▶ **REQUIRED WORK**
Copy, from the entries below, each line in which the string "applying" appears.

▶ **INPUT**
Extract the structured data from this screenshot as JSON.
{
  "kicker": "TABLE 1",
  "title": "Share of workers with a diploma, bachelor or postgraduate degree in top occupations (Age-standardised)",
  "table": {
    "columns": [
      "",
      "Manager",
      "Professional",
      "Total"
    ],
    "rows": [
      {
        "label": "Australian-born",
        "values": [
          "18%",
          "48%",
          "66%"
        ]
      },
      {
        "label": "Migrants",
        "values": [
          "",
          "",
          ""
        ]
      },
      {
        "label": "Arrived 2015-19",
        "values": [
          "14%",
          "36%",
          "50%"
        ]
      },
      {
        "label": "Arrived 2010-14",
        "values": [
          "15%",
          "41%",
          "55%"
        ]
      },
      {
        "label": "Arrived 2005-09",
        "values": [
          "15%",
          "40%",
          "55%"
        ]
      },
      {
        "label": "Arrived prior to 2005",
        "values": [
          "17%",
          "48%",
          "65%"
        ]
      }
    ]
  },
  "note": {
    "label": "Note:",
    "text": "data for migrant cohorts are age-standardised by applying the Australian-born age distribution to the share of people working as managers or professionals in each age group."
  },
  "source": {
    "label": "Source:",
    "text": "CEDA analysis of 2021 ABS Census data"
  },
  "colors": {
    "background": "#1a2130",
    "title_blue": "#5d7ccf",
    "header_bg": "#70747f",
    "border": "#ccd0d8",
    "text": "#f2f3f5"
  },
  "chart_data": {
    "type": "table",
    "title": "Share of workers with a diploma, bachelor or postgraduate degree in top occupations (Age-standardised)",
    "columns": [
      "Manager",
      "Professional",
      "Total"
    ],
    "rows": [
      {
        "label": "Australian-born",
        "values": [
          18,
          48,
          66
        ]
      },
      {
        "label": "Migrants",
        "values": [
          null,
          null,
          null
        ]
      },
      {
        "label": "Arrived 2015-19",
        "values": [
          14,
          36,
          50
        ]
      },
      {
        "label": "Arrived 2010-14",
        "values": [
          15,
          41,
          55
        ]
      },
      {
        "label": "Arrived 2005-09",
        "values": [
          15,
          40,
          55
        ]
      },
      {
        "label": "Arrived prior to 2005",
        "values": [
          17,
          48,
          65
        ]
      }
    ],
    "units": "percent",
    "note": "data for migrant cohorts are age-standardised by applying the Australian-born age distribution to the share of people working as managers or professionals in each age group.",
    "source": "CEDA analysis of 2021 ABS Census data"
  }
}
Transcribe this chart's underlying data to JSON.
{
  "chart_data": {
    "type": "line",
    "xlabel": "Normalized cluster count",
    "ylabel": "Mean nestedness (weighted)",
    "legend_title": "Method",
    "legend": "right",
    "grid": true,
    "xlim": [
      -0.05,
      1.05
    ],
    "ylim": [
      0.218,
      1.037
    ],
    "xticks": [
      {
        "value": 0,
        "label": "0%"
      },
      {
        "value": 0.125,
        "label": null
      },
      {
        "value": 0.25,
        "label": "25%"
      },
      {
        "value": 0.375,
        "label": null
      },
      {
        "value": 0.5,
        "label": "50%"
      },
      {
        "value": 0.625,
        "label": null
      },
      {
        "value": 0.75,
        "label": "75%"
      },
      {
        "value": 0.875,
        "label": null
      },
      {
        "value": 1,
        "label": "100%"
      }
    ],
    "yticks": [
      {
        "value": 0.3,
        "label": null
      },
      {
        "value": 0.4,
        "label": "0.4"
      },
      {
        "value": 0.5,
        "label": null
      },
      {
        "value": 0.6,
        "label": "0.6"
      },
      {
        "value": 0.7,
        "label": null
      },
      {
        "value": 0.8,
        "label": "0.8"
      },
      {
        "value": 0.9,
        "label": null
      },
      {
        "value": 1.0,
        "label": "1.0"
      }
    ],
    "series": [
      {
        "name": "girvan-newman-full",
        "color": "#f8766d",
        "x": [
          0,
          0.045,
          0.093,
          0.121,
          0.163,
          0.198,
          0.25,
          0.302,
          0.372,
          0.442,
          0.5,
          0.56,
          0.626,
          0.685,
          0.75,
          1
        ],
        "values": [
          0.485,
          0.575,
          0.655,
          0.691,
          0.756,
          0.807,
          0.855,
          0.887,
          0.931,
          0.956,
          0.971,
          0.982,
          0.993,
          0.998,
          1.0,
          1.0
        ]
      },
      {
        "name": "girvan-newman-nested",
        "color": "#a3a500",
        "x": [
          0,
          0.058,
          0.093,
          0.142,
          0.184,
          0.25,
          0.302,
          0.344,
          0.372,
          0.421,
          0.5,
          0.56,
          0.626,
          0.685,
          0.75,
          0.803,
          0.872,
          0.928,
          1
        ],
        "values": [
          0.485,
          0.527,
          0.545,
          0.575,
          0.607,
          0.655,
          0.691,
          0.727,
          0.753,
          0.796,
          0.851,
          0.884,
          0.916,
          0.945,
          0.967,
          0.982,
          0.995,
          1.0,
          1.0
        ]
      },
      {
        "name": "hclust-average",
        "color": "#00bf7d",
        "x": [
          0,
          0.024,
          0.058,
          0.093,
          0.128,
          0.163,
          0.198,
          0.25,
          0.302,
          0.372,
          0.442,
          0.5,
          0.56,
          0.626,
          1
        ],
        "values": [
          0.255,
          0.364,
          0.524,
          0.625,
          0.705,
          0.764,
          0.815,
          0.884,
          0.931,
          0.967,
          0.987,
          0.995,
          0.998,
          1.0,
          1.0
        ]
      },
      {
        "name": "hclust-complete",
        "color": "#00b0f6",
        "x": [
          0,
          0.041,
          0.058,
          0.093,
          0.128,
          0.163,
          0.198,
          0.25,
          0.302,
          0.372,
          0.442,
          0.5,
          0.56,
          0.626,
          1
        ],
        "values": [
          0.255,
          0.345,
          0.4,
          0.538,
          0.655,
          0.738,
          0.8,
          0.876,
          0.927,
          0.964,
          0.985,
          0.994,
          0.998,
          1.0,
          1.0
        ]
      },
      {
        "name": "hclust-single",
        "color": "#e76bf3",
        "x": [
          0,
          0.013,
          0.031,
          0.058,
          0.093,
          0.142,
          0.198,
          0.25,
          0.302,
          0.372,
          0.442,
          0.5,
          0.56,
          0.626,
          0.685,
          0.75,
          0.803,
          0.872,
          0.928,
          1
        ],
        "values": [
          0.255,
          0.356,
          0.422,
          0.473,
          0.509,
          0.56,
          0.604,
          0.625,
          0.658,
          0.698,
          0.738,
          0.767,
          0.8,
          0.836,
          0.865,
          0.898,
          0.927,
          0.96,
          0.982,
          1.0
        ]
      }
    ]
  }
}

---

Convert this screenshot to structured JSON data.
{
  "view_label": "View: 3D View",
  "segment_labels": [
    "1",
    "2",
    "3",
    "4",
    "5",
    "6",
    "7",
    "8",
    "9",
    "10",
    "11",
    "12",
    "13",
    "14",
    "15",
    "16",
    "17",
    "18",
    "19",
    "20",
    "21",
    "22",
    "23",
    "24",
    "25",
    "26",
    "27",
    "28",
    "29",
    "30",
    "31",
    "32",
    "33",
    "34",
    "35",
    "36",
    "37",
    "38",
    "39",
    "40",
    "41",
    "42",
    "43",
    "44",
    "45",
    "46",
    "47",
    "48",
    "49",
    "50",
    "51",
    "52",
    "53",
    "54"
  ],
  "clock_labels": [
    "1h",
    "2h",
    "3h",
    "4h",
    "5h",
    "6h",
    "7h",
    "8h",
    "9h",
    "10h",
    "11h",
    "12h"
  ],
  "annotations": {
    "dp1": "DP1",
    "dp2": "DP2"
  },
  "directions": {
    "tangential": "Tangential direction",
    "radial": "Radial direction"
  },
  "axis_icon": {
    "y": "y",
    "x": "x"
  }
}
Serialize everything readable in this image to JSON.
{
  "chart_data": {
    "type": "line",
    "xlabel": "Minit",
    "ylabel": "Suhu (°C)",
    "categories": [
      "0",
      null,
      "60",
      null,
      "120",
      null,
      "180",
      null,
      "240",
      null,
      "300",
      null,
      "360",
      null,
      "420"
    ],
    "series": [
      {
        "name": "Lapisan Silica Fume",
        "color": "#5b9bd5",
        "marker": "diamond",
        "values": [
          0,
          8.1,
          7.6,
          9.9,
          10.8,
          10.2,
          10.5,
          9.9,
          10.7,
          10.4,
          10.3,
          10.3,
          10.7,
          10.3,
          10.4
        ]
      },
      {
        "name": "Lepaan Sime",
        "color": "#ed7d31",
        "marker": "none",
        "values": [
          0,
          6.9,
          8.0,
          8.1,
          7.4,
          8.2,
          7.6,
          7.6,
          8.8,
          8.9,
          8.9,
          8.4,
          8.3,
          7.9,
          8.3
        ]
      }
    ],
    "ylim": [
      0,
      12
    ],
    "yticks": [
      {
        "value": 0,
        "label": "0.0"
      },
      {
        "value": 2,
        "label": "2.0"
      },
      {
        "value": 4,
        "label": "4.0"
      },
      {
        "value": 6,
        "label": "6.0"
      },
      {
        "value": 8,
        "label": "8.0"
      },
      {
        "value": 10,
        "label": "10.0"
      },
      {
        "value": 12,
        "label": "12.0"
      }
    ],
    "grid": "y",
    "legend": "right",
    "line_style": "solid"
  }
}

...

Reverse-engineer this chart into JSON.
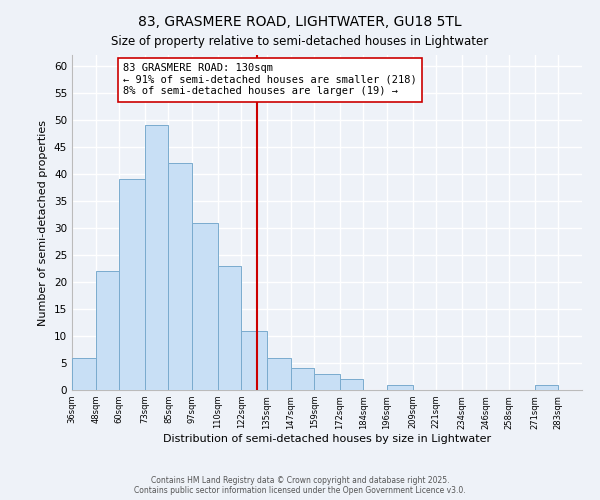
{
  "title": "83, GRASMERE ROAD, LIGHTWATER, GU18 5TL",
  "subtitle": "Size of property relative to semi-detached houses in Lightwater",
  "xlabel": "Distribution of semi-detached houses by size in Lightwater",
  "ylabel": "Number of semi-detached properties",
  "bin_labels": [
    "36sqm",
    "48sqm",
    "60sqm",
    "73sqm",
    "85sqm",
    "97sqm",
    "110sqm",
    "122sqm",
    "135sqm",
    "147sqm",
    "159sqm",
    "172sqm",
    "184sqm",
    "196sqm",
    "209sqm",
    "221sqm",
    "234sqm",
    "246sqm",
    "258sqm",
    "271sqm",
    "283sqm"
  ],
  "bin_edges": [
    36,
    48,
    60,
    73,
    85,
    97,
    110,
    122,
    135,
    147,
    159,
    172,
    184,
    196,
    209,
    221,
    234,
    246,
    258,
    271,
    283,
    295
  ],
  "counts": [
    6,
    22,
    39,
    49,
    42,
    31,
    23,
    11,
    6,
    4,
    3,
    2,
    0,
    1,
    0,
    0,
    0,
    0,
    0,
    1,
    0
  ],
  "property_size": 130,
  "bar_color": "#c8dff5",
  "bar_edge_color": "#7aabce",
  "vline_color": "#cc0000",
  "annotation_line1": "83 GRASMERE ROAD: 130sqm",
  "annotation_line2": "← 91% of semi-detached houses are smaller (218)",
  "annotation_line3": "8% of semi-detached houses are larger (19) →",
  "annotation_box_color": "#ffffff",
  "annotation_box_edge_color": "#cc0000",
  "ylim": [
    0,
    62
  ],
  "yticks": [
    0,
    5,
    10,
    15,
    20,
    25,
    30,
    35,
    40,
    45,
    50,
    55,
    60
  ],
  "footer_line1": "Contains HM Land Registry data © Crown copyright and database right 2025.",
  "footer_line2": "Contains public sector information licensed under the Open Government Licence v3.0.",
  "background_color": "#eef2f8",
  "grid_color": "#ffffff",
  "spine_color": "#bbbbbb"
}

▶ **FINAL ANSWER**
    "text": "data for migrant cohorts are age-standardised by applying the Australian-born age distribution to the share of people working as managers or professionals in each age group."
    "note": "data for migrant cohorts are age-standardised by applying the Australian-born age distribution to the share of people working as managers or professionals in each age group.",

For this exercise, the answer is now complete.